Collect every line of the records below that contains the word "Other".

◇ ◇ ◇ ◇ ◇ ◇ ◇

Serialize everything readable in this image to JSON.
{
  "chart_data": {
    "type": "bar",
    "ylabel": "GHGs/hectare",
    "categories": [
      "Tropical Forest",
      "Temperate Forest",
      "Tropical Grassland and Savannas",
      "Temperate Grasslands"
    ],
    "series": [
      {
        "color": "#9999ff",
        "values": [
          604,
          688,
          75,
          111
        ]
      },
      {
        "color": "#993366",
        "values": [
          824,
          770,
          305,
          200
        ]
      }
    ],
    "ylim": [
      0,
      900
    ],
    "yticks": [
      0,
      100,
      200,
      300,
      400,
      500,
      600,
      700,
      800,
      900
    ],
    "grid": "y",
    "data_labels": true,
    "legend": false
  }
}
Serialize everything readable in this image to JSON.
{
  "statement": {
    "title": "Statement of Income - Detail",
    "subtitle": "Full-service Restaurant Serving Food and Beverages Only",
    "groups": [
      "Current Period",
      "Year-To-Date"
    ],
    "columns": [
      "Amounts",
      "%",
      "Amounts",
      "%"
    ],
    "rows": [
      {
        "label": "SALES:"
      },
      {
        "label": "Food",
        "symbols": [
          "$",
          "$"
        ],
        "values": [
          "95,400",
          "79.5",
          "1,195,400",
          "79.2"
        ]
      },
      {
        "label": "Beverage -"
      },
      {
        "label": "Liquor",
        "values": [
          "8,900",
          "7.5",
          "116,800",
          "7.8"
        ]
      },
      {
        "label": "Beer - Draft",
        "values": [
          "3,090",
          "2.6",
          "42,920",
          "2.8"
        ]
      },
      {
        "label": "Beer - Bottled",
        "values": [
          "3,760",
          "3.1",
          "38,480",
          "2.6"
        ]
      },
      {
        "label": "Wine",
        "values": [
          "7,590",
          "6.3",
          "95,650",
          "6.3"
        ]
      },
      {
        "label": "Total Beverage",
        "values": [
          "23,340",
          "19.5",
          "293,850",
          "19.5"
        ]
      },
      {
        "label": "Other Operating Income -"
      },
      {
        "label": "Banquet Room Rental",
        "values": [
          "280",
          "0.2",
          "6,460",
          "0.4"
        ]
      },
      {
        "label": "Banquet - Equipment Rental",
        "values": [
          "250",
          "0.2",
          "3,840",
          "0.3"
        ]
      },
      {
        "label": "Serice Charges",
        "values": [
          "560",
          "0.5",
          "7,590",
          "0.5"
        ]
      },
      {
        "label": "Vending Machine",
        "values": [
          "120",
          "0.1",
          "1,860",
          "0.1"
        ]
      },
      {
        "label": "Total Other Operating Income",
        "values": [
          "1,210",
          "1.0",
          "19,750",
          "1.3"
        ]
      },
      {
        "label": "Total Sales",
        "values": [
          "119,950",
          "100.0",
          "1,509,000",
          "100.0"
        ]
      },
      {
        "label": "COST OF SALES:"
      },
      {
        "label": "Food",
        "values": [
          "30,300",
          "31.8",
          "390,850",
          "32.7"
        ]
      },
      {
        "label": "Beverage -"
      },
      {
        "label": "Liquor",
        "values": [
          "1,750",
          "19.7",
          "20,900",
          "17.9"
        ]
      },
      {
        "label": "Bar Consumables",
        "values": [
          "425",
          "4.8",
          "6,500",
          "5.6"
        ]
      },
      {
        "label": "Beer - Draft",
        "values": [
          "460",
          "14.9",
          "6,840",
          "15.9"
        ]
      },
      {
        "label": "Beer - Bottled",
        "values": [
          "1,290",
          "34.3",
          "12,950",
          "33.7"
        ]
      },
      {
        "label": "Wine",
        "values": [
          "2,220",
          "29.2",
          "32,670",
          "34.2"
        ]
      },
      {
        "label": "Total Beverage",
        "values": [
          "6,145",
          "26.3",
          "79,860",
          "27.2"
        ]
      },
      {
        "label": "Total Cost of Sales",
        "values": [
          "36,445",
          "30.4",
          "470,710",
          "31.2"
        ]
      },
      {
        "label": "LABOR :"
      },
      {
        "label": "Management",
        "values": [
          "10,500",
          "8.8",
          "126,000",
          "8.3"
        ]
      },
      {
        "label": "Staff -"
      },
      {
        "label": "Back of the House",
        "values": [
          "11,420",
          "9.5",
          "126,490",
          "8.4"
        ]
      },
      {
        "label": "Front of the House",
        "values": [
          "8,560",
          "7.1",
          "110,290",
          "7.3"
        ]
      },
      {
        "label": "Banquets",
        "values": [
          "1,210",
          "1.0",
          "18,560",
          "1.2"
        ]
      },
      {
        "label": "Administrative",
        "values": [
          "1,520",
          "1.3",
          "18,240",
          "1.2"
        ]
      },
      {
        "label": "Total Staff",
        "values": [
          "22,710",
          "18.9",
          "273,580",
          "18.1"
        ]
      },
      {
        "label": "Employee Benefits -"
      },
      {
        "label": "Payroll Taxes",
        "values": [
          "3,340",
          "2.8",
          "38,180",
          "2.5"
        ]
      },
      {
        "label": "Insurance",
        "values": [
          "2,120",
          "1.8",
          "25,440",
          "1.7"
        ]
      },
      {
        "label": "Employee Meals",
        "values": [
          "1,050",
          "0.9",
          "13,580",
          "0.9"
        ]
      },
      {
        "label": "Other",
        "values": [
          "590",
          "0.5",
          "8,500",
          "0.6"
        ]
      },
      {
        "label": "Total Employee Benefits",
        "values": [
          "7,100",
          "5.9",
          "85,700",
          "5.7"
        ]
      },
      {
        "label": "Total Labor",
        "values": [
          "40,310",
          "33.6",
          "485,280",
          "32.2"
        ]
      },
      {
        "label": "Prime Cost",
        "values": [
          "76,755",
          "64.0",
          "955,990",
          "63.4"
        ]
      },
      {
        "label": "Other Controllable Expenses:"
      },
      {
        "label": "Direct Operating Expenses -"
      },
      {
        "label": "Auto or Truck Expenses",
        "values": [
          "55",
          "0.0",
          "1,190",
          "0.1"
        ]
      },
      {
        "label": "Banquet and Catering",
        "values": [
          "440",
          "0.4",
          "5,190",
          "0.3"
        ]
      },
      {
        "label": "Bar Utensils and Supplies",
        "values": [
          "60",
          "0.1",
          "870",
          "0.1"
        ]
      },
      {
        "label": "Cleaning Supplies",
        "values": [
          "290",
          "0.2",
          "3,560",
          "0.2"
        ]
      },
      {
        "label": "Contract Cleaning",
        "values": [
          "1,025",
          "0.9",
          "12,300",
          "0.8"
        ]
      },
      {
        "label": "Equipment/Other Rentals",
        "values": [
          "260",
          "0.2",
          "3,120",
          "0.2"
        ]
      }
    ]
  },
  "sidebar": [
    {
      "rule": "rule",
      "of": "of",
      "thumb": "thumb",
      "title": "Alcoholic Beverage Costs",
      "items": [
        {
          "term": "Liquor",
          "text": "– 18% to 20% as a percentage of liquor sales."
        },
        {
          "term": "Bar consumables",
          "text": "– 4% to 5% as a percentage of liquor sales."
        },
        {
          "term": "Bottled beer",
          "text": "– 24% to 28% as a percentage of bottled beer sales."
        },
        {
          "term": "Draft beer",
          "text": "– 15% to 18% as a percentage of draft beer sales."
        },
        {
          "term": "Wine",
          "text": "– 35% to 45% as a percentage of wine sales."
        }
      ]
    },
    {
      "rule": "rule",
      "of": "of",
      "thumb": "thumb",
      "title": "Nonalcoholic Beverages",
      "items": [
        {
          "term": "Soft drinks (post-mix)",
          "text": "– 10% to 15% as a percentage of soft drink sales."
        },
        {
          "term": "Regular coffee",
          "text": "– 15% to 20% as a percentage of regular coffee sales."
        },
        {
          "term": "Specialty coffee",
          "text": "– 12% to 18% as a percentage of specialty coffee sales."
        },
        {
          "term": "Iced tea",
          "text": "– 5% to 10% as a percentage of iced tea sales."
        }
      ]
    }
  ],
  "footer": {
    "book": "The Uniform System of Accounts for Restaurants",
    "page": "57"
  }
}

◇ ◇ ◇ ◇ ◇ ◇ ◇

→ **Reply to the exercise**:
        "label": "Other Operating Income -"
        "label": "Total Other Operating Income",
        "label": "Other",
        "label": "Other Controllable Expenses:"
        "label": "Equipment/Other Rentals",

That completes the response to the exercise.